Scan the records and identify every line in which the string "image" occurs, then return those lines.

* start Records *

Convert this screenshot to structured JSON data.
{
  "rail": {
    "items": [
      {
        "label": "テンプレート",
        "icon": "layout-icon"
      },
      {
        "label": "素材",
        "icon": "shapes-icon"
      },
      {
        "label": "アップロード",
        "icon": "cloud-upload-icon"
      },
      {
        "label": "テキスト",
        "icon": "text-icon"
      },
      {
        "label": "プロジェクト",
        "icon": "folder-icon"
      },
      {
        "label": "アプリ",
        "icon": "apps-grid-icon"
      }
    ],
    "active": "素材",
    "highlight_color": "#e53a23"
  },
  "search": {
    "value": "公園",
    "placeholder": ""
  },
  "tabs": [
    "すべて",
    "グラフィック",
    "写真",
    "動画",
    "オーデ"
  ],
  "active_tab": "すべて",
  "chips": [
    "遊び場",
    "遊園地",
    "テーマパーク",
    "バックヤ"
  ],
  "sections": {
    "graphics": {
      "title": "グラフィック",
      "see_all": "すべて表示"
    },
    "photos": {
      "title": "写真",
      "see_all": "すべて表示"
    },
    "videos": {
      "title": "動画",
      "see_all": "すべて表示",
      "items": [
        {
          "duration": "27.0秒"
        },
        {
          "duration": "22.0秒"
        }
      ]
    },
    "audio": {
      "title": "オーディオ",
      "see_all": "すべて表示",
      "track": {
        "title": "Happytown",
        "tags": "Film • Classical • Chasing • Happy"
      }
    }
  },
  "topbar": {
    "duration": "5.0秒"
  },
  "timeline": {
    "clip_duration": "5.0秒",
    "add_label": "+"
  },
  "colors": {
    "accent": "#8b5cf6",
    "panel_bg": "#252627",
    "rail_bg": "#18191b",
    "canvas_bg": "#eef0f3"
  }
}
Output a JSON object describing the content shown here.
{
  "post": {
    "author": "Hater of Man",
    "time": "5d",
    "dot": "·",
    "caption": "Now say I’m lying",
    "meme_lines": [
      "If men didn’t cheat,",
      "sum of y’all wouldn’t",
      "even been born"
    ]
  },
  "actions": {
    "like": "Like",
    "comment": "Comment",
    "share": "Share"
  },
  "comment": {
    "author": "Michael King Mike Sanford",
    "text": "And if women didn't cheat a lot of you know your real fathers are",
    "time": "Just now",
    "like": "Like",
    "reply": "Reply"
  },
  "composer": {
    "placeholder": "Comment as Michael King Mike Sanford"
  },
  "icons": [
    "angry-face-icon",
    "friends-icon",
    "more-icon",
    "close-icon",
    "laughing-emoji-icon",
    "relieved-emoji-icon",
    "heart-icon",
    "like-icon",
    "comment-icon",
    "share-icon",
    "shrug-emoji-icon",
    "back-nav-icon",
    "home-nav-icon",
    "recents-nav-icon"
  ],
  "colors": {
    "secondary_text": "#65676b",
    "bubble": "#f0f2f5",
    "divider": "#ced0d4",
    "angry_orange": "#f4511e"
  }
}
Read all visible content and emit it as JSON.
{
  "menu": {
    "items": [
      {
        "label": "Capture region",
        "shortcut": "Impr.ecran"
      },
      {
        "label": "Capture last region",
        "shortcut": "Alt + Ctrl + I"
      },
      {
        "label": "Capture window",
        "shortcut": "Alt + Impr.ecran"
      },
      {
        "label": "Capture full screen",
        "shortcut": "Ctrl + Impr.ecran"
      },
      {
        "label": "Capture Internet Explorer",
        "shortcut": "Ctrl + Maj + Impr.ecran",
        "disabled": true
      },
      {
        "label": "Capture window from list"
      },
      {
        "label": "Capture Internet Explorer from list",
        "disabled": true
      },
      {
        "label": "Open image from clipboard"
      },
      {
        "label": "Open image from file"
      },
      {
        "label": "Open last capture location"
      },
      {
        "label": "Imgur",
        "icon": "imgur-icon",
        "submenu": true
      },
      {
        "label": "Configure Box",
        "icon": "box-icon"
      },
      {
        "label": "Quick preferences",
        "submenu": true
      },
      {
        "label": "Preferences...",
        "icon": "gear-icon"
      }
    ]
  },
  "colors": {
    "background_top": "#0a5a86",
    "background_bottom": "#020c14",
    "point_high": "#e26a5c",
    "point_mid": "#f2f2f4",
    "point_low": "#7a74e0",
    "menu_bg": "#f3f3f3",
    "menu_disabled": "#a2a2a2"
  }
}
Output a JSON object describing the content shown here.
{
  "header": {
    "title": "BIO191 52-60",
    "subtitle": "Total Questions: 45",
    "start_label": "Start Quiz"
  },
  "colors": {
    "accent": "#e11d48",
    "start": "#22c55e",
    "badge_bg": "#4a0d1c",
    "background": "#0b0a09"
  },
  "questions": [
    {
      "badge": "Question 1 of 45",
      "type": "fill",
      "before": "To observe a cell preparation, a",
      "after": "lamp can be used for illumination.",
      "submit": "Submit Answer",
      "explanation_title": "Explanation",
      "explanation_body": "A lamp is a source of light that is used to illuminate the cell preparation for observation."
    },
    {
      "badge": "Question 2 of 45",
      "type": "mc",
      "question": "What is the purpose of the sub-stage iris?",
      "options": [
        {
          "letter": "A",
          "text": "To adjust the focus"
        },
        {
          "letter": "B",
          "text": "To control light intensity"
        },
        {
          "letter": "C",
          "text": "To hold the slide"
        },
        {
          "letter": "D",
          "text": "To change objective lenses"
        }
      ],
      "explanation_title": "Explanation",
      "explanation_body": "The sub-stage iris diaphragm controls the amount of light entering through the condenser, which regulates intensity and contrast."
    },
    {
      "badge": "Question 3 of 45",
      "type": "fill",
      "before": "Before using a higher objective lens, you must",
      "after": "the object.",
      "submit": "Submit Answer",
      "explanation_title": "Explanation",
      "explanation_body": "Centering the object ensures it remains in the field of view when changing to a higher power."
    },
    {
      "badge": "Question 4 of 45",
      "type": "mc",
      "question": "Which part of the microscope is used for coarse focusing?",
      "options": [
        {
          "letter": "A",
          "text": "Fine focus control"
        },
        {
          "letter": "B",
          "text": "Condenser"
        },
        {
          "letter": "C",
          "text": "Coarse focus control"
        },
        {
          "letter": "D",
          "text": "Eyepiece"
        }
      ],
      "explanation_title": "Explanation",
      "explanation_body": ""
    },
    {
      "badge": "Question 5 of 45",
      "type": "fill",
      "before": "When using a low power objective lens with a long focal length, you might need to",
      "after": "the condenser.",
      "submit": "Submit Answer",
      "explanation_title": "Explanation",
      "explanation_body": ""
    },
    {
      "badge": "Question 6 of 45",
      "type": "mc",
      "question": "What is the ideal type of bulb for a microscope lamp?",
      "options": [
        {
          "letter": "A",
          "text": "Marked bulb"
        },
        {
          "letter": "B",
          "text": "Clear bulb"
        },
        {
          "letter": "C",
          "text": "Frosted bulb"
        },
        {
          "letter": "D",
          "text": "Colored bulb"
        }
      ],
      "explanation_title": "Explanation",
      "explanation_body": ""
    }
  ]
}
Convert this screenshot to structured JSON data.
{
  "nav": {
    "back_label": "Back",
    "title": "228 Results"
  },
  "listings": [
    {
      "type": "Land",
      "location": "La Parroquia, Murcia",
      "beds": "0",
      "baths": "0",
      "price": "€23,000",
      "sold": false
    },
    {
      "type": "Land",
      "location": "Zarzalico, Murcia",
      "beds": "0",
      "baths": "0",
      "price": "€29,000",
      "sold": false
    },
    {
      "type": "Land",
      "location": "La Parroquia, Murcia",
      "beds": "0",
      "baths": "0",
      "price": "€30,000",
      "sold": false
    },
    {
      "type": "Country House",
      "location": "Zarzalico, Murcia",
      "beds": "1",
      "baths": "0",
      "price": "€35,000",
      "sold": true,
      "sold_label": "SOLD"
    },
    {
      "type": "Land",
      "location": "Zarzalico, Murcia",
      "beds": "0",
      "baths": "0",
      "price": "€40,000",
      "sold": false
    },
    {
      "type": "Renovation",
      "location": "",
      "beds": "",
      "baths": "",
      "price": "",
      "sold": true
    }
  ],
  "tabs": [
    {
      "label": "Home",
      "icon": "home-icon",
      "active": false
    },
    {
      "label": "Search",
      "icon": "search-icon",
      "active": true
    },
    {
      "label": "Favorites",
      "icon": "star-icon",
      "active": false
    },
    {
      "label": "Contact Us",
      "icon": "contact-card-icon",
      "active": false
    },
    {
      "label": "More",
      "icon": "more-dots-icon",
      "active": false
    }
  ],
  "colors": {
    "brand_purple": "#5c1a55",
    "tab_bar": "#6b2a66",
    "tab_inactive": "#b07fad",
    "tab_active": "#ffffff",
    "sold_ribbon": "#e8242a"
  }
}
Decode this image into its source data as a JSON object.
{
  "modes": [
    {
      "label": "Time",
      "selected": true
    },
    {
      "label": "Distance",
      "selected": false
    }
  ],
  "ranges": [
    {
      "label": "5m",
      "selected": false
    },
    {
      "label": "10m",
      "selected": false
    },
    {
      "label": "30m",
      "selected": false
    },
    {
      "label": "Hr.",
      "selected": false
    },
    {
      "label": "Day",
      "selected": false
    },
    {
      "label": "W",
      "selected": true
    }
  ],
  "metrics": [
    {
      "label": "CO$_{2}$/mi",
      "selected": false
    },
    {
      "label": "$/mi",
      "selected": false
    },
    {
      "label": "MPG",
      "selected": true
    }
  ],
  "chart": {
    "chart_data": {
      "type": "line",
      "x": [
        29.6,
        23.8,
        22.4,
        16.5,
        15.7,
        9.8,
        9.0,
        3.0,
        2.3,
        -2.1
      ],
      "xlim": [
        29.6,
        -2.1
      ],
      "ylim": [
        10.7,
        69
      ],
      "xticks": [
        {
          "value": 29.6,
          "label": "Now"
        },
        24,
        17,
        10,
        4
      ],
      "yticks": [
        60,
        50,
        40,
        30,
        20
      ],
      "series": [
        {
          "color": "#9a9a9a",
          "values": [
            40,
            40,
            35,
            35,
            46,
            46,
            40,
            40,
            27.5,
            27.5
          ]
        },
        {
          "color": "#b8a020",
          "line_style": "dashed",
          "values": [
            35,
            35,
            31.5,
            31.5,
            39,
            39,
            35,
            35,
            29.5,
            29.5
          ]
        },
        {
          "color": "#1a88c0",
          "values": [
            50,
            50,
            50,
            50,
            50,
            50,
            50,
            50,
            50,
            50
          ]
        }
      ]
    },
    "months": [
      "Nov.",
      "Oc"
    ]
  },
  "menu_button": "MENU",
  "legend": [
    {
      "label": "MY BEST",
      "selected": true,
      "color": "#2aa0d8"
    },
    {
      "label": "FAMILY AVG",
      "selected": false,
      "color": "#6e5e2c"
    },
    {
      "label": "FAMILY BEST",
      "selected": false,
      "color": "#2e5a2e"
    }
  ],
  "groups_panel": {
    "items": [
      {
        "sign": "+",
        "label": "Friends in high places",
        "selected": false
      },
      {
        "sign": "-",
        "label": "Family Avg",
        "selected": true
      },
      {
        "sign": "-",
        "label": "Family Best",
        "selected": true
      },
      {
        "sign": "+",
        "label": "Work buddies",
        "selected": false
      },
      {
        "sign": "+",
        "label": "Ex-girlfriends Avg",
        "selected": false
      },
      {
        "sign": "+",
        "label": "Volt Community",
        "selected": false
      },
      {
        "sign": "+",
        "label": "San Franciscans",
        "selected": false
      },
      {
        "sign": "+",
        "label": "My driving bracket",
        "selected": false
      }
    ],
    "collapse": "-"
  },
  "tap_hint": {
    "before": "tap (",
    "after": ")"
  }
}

* end Records *

__Response below__:
        "label": "Open image from clipboard"
        "label": "Open image from file"
Decode this image into its source data as a JSON object.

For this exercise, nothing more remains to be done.